> _Document text_
◇ ◇ ◇ ◇ ◇ ◇ ◇

Grand Slam singles results
- Australian Open: SF (1928)

Doubles

Grand Slam doubles results
- Australian Open: W (1926, 1927)

Grand Slam mixed doubles results
- Australian Open: F (1932)

= Meryl O'Hara Wood =

Australian tennis player

Meryl Aitken O'Hara Wood, née Waxman (died 6 May 1958) was an Australian tennis player active in the 1920s and 30s.

==Career==
Wood won the women's doubles title at the Australian Championships (now the Australian Open) in 1926 and 1927. She won the 1926 title with compatriot Esna Boyd, defeating Daphne Akhurst and Marjorie Cox in the final in three close sets: 6–3, 6–8, 8–6. She successfully defended her title the following year with partner Louie Bickerton, winning in the final against Esna Boyd and Sylvia Lance in two straight sets.

On 3 August 1923, she married Australian tennis player Pat O'Hara Wood.

◇ ◇ ◇ ◇ ◇ ◇ ◇

> _Information given_
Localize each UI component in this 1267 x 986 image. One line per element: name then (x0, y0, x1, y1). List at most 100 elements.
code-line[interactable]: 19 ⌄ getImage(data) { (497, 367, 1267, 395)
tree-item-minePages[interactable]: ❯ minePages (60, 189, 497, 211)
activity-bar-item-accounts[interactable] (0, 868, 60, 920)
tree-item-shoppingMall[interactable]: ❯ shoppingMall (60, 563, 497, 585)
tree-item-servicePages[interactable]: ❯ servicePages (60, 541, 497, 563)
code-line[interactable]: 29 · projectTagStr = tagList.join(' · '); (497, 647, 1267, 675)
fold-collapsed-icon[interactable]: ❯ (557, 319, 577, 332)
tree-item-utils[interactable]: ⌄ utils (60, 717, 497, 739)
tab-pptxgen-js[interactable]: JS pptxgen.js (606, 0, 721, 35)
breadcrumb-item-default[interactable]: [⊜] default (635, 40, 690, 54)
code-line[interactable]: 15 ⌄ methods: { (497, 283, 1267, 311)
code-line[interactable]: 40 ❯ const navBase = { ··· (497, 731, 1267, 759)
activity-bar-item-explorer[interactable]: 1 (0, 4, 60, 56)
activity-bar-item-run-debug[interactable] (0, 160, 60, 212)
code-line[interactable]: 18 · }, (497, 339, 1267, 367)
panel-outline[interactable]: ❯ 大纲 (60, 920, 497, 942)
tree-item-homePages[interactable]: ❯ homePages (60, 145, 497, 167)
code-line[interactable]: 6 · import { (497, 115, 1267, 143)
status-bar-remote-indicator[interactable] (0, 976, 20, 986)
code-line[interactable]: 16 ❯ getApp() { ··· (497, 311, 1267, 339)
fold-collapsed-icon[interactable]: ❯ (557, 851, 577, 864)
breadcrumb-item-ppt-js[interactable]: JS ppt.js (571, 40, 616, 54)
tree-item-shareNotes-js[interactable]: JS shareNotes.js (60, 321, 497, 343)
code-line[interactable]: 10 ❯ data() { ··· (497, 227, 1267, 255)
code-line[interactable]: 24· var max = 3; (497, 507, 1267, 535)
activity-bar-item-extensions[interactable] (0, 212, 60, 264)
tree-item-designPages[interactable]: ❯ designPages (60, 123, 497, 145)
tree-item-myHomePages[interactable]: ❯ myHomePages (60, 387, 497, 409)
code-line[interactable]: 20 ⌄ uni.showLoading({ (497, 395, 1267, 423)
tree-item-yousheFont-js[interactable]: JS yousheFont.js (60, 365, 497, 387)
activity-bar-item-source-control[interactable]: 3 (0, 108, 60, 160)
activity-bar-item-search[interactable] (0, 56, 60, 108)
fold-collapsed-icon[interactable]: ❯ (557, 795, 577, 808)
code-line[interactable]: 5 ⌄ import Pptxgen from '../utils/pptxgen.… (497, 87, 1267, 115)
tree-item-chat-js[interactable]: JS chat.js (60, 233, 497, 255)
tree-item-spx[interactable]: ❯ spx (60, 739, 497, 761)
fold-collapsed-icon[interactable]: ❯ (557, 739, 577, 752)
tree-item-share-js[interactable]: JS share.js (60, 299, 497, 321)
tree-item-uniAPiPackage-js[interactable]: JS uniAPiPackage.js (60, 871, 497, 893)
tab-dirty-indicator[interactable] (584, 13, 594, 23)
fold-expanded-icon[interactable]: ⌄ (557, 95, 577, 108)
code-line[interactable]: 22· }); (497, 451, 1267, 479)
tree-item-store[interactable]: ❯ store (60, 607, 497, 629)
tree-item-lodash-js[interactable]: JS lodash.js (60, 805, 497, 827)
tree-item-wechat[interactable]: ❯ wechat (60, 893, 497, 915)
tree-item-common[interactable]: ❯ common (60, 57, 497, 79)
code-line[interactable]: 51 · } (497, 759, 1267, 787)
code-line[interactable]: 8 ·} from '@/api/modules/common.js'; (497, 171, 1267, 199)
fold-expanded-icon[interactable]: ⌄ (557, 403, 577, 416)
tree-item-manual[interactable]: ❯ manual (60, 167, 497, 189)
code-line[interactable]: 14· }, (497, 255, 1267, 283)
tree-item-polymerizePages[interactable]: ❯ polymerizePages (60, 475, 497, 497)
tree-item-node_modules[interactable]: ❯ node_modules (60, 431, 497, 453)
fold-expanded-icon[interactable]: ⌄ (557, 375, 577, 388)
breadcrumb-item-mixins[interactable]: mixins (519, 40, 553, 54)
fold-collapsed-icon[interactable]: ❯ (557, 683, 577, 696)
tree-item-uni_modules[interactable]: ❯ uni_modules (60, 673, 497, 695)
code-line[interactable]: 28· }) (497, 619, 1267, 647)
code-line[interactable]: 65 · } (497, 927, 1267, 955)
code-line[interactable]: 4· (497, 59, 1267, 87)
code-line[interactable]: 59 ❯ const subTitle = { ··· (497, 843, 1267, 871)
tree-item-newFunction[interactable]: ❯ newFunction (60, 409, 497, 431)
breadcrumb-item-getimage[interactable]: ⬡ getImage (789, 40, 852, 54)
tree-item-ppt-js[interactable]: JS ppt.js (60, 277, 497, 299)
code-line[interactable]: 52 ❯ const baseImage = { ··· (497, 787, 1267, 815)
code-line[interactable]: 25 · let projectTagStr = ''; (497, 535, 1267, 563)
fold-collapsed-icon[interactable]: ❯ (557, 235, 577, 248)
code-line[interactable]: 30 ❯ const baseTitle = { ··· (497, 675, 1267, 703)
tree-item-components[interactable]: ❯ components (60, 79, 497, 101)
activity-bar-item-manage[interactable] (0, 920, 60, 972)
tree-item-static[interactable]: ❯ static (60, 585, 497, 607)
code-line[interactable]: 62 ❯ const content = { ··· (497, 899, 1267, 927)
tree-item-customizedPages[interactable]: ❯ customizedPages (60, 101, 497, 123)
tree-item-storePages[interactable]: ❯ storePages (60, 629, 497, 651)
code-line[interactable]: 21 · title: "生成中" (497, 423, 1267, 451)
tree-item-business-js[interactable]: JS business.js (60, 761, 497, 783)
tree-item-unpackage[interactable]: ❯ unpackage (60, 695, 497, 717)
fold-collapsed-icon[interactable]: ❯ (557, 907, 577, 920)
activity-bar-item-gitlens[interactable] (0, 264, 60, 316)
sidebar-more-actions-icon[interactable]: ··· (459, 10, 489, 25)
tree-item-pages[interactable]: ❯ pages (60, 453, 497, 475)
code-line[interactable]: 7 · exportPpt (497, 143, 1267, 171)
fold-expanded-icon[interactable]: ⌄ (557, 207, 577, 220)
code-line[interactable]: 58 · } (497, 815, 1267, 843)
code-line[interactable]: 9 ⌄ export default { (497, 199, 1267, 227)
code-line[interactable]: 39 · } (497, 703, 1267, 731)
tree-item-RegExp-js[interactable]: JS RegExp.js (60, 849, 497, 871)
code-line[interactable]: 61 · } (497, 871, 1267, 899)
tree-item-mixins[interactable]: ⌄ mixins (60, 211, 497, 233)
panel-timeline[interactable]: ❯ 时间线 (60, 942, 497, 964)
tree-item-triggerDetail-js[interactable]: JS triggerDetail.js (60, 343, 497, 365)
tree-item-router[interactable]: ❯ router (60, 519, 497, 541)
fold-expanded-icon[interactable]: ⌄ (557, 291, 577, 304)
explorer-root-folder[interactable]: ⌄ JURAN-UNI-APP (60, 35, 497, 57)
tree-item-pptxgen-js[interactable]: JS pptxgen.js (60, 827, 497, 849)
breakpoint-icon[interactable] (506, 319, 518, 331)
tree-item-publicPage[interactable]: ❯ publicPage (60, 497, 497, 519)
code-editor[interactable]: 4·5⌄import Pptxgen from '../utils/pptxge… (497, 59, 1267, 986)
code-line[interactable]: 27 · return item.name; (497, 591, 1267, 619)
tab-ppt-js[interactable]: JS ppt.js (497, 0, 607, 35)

◇ ◇ ◇ ◇ ◇ ◇ ◇

> _Actions to take_
1. Answer from the Meryl O'Hara Wood text:
(a) In what year did she reach the Australian Open mixed doubles final?
(b) Who was her partner for the 1926 women's doubles title?
(c) On what date did she marry Pat O'Hara Wood?
2. List every player the Meryl O'Hara Wood text names as an opponent in one of her women's doubles finals.
Answer only from the text about Meryl O'Hara Wood.

> _Solutions to the exercise_
1.
(a) 1932
(b) Esna Boyd
(c) 3 August 1923

2. Daphne Akhurst, Marjorie Cox, Esna Boyd, Sylvia Lance